Give the data below again exactly as it stands. Omit the pictures.

##############################

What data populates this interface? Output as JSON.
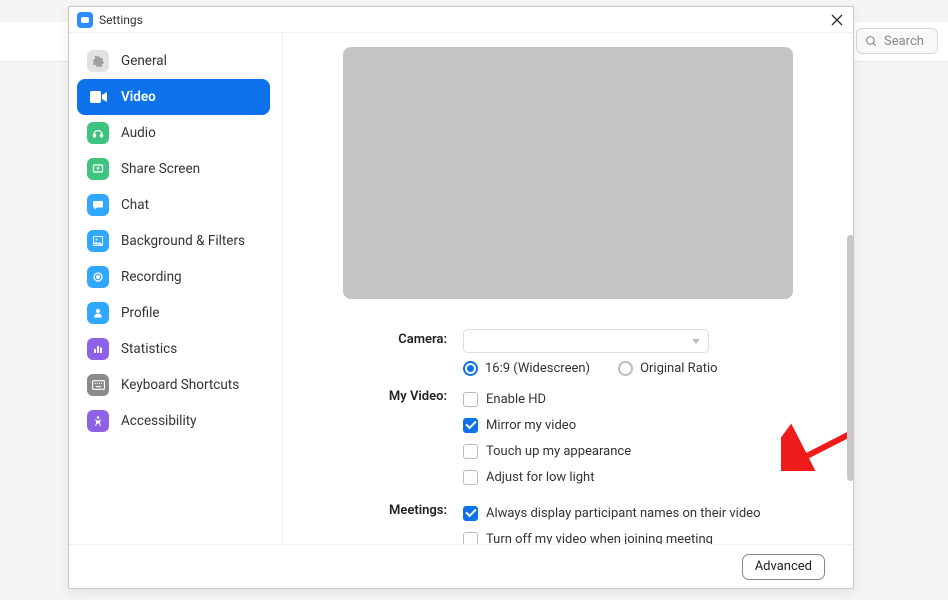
{
  "topbar": {
    "search_placeholder": "Search"
  },
  "window": {
    "title": "Settings"
  },
  "sidebar": {
    "items": [
      {
        "label": "General",
        "icon": "gear-icon",
        "color": "#e2e2e2",
        "glyph": "#9f9f9f"
      },
      {
        "label": "Video",
        "icon": "video-icon",
        "color": "#ffffff",
        "glyph": "#ffffff"
      },
      {
        "label": "Audio",
        "icon": "audio-icon",
        "color": "#3DC47E",
        "glyph": "#ffffff"
      },
      {
        "label": "Share Screen",
        "icon": "share-icon",
        "color": "#3DC47E",
        "glyph": "#ffffff"
      },
      {
        "label": "Chat",
        "icon": "chat-icon",
        "color": "#31A8FF",
        "glyph": "#ffffff"
      },
      {
        "label": "Background & Filters",
        "icon": "bg-icon",
        "color": "#31A8FF",
        "glyph": "#ffffff"
      },
      {
        "label": "Recording",
        "icon": "record-icon",
        "color": "#31A8FF",
        "glyph": "#ffffff"
      },
      {
        "label": "Profile",
        "icon": "profile-icon",
        "color": "#31A8FF",
        "glyph": "#ffffff"
      },
      {
        "label": "Statistics",
        "icon": "stats-icon",
        "color": "#8E62E8",
        "glyph": "#ffffff"
      },
      {
        "label": "Keyboard Shortcuts",
        "icon": "keyboard-icon",
        "color": "#8a8a8a",
        "glyph": "#ffffff"
      },
      {
        "label": "Accessibility",
        "icon": "a11y-icon",
        "color": "#8E62E8",
        "glyph": "#ffffff"
      }
    ],
    "active_index": 1
  },
  "content": {
    "camera_label": "Camera:",
    "ratio": {
      "wide": "16:9 (Widescreen)",
      "orig": "Original Ratio",
      "selected": "wide"
    },
    "myvideo_label": "My Video:",
    "myvideo": {
      "enable_hd": {
        "label": "Enable HD",
        "checked": false
      },
      "mirror": {
        "label": "Mirror my video",
        "checked": true
      },
      "touchup": {
        "label": "Touch up my appearance",
        "checked": false
      },
      "lowlight": {
        "label": "Adjust for low light",
        "checked": false
      }
    },
    "meetings_label": "Meetings:",
    "meetings": {
      "display_names": {
        "label": "Always display participant names on their video",
        "checked": true
      },
      "turn_off": {
        "label": "Turn off my video when joining meeting",
        "checked": false
      }
    }
  },
  "footer": {
    "advanced": "Advanced"
  }
}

##############################

- Task output
What data populates this interface? Output as JSON.
{
  "topbar": {
    "search_placeholder": "Search"
  },
  "window": {
    "title": "Settings"
  },
  "sidebar": {
    "items": [
      {
        "label": "General",
        "icon": "gear-icon",
        "color": "#e2e2e2",
        "glyph": "#9f9f9f"
      },
      {
        "label": "Video",
        "icon": "video-icon",
        "color": "#ffffff",
        "glyph": "#ffffff"
      },
      {
        "label": "Audio",
        "icon": "audio-icon",
        "color": "#3DC47E",
        "glyph": "#ffffff"
      },
      {
        "label": "Share Screen",
        "icon": "share-icon",
        "color": "#3DC47E",
        "glyph": "#ffffff"
      },
      {
        "label": "Chat",
        "icon": "chat-icon",
        "color": "#31A8FF",
        "glyph": "#ffffff"
      },
      {
        "label": "Background & Filters",
        "icon": "bg-icon",
        "color": "#31A8FF",
        "glyph": "#ffffff"
      },
      {
        "label": "Recording",
        "icon": "record-icon",
        "color": "#31A8FF",
        "glyph": "#ffffff"
      },
      {
        "label": "Profile",
        "icon": "profile-icon",
        "color": "#31A8FF",
        "glyph": "#ffffff"
      },
      {
        "label": "Statistics",
        "icon": "stats-icon",
        "color": "#8E62E8",
        "glyph": "#ffffff"
      },
      {
        "label": "Keyboard Shortcuts",
        "icon": "keyboard-icon",
        "color": "#8a8a8a",
        "glyph": "#ffffff"
      },
      {
        "label": "Accessibility",
        "icon": "a11y-icon",
        "color": "#8E62E8",
        "glyph": "#ffffff"
      }
    ],
    "active_index": 1
  },
  "content": {
    "camera_label": "Camera:",
    "ratio": {
      "wide": "16:9 (Widescreen)",
      "orig": "Original Ratio",
      "selected": "wide"
    },
    "myvideo_label": "My Video:",
    "myvideo": {
      "enable_hd": {
        "label": "Enable HD",
        "checked": false
      },
      "mirror": {
        "label": "Mirror my video",
        "checked": true
      },
      "touchup": {
        "label": "Touch up my appearance",
        "checked": false
      },
      "lowlight": {
        "label": "Adjust for low light",
        "checked": false
      }
    },
    "meetings_label": "Meetings:",
    "meetings": {
      "display_names": {
        "label": "Always display participant names on their video",
        "checked": true
      },
      "turn_off": {
        "label": "Turn off my video when joining meeting",
        "checked": false
      }
    }
  },
  "footer": {
    "advanced": "Advanced"
  }
}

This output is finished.